** やること **
抜粋本文によると、中川幹太市長は自身の給与を何カ月分削減する方針を示したか。

多かれ少なかれ、人には失言の経験があるだろう。

口を滑らせて後悔するケースもあれば、自分では気が付かないものもある。その場でなら謝って許してもらうこともできるが、時間が経過するともう無理だ。

人は段々と成長するから、年を重ねた結果、若い頃の失言に気が付くこともある。情けないことに筆者にもそういう思い出がいくつもある。最近は「自分は大小取り交ぜて色々と他人様にご迷惑をかけながら生きてきたのだから、少々嫌なことがあっても我慢しよう」と思うようになった。

しかし、地位や立場によっては、それではすまされないことになる。

給料5カ月分をカット

新潟県上越市の中川幹太市長は7月8日の会見で、自身の給与の5カ月分(7~11月)を全額削減する方針を示した。6月の市議会で、市内に工場のある企業の名前を挙げたうえで、工場勤務は高卒レベルの人が多く、「(地元への)企業誘致で頭のいい人だけが来るわけではない」など、学歴差別ともとれる発言をしたためだ。

市長の給料はおよそ82万円。市は関連の議案を同19日の臨時市議会に提案する。議案が通り、市長給料が全額カットされれば、同市では初めてという。

市長は「二度と失言はしない」とし、専門家からアドバイスを受けていることも明らかにした。

学歴だけを比べれば「高卒」より「大卒」、「大卒」より「院卒」のほうが上であるのは事実なものの、「高卒レベル=頭が悪い」とするのはいかにも短絡的だろう。失言を避けるための指導を受けることは結構だが、本質的なモノの見方というのも再考願いたいものだ。

** 抽出データ **
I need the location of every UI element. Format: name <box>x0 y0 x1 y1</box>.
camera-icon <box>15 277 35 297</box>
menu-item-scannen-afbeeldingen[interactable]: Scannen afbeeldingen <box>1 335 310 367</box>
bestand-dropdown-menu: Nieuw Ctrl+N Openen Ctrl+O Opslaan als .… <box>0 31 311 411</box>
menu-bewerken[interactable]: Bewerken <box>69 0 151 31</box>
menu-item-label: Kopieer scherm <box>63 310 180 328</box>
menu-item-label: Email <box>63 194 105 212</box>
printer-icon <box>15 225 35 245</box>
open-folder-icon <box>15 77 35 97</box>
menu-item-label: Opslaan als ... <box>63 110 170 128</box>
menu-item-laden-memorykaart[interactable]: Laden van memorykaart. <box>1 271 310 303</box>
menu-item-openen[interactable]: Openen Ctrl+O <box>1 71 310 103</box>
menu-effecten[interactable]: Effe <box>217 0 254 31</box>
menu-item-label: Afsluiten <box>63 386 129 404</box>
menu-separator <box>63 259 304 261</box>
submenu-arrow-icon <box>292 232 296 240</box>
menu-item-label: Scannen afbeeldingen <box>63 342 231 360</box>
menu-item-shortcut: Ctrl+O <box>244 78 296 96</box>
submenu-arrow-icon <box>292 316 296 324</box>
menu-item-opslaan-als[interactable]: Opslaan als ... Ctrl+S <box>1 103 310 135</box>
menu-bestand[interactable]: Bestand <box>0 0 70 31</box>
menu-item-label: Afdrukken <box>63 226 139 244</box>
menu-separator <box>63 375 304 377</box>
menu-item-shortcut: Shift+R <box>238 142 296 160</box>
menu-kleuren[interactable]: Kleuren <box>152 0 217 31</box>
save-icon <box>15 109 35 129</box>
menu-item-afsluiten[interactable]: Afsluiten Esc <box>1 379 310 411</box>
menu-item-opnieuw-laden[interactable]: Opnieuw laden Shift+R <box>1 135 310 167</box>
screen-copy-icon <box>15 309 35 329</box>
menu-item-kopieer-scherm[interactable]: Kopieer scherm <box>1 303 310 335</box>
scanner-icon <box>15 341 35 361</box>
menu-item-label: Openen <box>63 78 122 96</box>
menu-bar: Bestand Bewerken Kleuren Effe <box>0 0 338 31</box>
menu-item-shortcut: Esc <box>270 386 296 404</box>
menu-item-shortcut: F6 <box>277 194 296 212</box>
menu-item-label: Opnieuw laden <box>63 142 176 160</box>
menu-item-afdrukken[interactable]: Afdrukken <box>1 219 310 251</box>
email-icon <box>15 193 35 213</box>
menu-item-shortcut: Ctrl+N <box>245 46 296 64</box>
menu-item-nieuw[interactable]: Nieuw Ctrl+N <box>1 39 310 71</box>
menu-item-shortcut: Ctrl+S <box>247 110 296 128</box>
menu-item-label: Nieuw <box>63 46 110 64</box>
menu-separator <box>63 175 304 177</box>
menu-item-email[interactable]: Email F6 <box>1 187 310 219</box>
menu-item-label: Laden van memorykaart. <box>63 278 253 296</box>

** 解答 **
7~11月の5カ月分を全額削減する方針だ。